Exercise details >> How many lines hold the string "Прогноз"? Reply with the number alone.

── Material provided ──

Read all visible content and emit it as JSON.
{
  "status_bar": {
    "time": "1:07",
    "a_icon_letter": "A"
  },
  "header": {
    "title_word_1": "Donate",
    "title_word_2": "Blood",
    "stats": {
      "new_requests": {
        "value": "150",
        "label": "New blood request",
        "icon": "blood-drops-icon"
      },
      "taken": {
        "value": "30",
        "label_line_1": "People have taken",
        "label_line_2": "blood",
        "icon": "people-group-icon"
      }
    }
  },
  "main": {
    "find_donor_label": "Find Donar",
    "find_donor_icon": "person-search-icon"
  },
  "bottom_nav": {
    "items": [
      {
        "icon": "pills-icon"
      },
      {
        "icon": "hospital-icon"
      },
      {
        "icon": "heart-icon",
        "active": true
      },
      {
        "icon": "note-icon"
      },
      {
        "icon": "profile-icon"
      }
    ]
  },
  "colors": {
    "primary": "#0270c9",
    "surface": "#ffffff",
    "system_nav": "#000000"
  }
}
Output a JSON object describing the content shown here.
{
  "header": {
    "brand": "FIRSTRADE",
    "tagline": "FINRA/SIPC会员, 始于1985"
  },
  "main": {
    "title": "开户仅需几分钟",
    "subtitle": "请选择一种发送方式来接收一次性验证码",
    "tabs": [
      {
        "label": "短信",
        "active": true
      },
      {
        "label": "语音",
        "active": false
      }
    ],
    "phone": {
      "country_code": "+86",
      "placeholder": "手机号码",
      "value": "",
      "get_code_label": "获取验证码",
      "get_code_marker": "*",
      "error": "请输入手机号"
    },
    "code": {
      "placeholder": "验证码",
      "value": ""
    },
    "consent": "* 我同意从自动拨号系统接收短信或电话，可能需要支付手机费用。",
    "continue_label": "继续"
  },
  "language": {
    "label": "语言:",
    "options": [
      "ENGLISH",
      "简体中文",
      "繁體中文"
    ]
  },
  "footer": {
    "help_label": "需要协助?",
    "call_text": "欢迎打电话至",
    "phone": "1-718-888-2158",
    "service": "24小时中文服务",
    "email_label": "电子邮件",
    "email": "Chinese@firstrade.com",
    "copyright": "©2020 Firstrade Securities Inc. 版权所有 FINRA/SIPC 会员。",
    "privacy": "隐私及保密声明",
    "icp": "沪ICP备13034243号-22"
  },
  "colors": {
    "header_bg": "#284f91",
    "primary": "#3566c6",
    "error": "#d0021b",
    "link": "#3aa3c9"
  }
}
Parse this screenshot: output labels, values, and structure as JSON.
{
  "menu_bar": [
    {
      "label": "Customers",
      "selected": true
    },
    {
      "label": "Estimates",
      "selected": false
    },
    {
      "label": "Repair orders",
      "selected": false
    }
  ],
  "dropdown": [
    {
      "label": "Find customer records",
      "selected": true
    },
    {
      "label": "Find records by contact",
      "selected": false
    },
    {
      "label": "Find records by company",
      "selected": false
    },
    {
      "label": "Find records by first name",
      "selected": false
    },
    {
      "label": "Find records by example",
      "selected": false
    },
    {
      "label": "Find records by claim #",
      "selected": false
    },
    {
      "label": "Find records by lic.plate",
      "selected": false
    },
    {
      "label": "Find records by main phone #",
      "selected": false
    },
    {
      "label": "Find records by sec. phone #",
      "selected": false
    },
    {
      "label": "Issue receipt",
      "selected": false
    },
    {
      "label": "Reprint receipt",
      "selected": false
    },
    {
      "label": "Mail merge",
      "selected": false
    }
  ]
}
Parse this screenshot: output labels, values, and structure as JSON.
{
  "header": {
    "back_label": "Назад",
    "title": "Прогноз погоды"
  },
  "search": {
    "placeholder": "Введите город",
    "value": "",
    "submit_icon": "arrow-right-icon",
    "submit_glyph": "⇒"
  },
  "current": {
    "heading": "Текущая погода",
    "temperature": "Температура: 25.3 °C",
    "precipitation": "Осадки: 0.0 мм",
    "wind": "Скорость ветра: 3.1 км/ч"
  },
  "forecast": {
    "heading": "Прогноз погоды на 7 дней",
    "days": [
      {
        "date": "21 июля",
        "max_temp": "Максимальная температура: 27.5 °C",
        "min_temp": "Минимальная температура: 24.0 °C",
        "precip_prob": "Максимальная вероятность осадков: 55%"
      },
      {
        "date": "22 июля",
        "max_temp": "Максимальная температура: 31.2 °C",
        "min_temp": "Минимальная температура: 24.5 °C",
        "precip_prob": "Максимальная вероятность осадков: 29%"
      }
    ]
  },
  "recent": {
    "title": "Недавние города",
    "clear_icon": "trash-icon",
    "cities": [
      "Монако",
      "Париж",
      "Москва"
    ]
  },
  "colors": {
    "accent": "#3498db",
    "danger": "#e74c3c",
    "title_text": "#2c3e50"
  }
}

───

Solved problem >> 2